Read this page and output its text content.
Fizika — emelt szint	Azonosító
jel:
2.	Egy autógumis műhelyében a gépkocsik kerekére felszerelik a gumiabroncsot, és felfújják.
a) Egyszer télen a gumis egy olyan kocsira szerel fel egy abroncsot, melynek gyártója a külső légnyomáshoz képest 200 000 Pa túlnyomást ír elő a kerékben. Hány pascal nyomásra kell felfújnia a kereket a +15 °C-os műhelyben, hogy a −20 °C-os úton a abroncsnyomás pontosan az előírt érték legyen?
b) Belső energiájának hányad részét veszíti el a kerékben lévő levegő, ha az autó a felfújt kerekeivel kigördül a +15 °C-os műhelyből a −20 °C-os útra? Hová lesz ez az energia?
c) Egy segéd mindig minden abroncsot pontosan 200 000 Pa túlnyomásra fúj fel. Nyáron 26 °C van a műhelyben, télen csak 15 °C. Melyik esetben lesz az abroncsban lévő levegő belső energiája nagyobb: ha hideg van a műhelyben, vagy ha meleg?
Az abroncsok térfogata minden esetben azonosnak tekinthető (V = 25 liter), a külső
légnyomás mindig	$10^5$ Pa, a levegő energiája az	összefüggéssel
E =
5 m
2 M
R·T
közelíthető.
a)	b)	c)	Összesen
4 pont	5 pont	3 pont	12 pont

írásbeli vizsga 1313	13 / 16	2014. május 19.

----------------

▶ [TASK DETAILS]
Wherever "külső" shows up in a line, copy that line.

▶ [CORRECT OUTPUT]
a) Egyszer télen a gumis egy olyan kocsira szerel fel egy abroncsot, melynek gyártója a külső légnyomáshoz képest 200 000 Pa túlnyomást ír elő a kerékben. Hány pascal nyomásra kell felfújnia a kereket a +15 °C-os műhelyben, hogy a −20 °C-os úton a abroncsnyomás pontosan az előírt érték legyen?
Az abroncsok térfogata minden esetben azonosnak tekinthető (V = 25 liter), a külső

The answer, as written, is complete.